=== Record excerpts ===

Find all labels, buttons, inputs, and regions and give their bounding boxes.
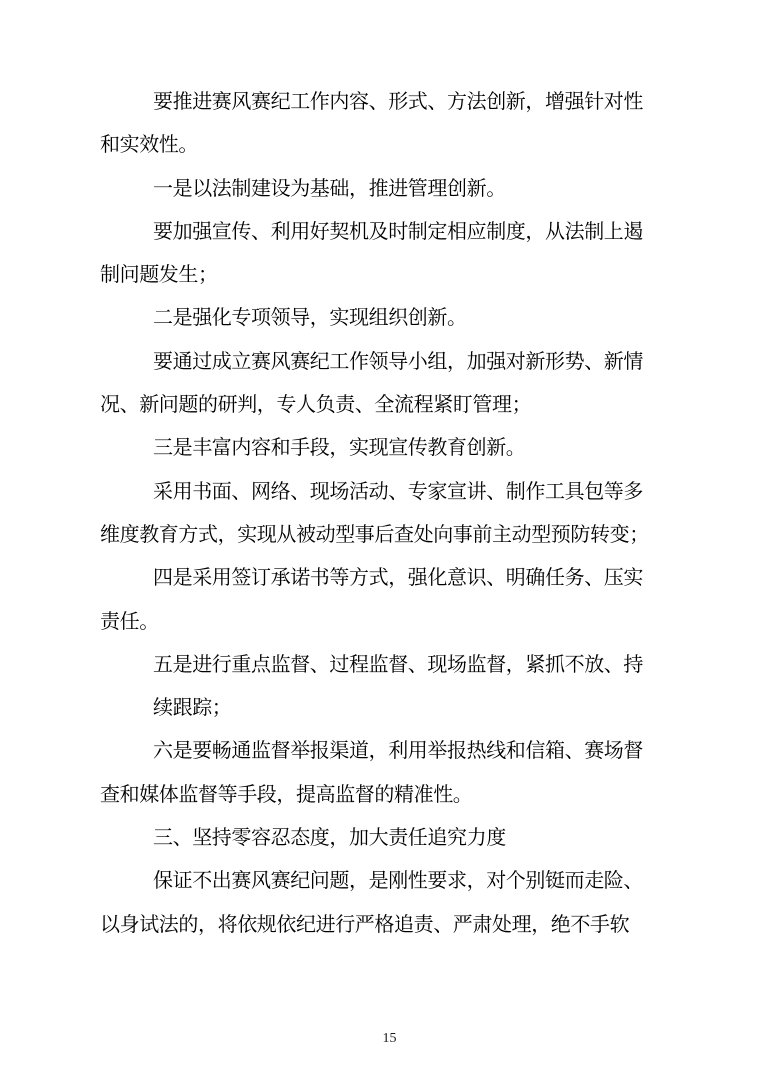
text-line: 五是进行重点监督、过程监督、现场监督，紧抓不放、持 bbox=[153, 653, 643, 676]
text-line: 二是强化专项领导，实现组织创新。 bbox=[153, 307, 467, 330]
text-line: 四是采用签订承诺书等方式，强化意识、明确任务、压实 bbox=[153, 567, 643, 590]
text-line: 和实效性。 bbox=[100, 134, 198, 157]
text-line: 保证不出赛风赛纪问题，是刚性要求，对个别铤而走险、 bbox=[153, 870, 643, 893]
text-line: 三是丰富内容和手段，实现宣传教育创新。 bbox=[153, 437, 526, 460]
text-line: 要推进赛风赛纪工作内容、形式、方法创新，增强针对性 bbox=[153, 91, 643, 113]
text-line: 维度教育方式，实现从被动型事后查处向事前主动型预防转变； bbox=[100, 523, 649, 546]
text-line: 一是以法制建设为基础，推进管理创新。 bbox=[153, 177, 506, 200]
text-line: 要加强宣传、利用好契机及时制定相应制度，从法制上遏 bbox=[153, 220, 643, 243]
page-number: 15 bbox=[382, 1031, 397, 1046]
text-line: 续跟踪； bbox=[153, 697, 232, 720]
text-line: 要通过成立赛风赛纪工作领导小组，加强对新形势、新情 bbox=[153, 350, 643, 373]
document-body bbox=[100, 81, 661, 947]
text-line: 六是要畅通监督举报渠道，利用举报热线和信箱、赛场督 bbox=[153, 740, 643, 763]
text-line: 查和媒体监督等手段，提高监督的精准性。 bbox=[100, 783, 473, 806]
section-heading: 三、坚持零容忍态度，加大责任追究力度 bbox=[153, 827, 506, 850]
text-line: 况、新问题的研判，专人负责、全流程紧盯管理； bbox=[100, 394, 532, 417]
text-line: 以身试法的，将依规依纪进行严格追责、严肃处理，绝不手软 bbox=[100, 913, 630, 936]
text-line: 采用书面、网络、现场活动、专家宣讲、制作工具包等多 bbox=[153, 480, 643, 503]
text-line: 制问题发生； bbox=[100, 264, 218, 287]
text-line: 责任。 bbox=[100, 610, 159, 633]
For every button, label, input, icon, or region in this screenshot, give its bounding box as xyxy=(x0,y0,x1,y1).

===
=== Record excerpts ===

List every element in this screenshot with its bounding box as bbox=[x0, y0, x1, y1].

===

* [Problem to work on] Rewrite the part that opens with the line containing "Find all labels, buttons, inputs, and" and closes with the line containing "For every button, label, input, icon, or", changing "section-heading" to "title" and leaving everything else as it is. Omit the pictures from your answer.

* [Reply to the exercise]
Find all labels, buttons, inputs, and regions and give their bounding boxes.
text-line: 五是进行重点监督、过程监督、现场监督，紧抓不放、持 bbox=[153, 653, 643, 676]
text-line: 二是强化专项领导，实现组织创新。 bbox=[153, 307, 467, 330]
text-line: 四是采用签订承诺书等方式，强化意识、明确任务、压实 bbox=[153, 567, 643, 590]
text-line: 和实效性。 bbox=[100, 134, 198, 157]
text-line: 保证不出赛风赛纪问题，是刚性要求，对个别铤而走险、 bbox=[153, 870, 643, 893]
text-line: 三是丰富内容和手段，实现宣传教育创新。 bbox=[153, 437, 526, 460]
text-line: 要推进赛风赛纪工作内容、形式、方法创新，增强针对性 bbox=[153, 91, 643, 113]
text-line: 维度教育方式，实现从被动型事后查处向事前主动型预防转变； bbox=[100, 523, 649, 546]
text-line: 一是以法制建设为基础，推进管理创新。 bbox=[153, 177, 506, 200]
text-line: 要加强宣传、利用好契机及时制定相应制度，从法制上遏 bbox=[153, 220, 643, 243]
page-number: 15 bbox=[382, 1031, 397, 1046]
text-line: 续跟踪； bbox=[153, 697, 232, 720]
text-line: 要通过成立赛风赛纪工作领导小组，加强对新形势、新情 bbox=[153, 350, 643, 373]
document-body bbox=[100, 81, 661, 947]
text-line: 六是要畅通监督举报渠道，利用举报热线和信箱、赛场督 bbox=[153, 740, 643, 763]
text-line: 查和媒体监督等手段，提高监督的精准性。 bbox=[100, 783, 473, 806]
title: 三、坚持零容忍态度，加大责任追究力度 bbox=[153, 827, 506, 850]
text-line: 况、新问题的研判，专人负责、全流程紧盯管理； bbox=[100, 394, 532, 417]
text-line: 以身试法的，将依规依纪进行严格追责、严肃处理，绝不手软 bbox=[100, 913, 630, 936]
text-line: 采用书面、网络、现场活动、专家宣讲、制作工具包等多 bbox=[153, 480, 643, 503]
text-line: 制问题发生； bbox=[100, 264, 218, 287]
text-line: 责任。 bbox=[100, 610, 159, 633]
For every button, label, input, icon, or region in this screenshot, give its bounding box as xyxy=(x0,y0,x1,y1).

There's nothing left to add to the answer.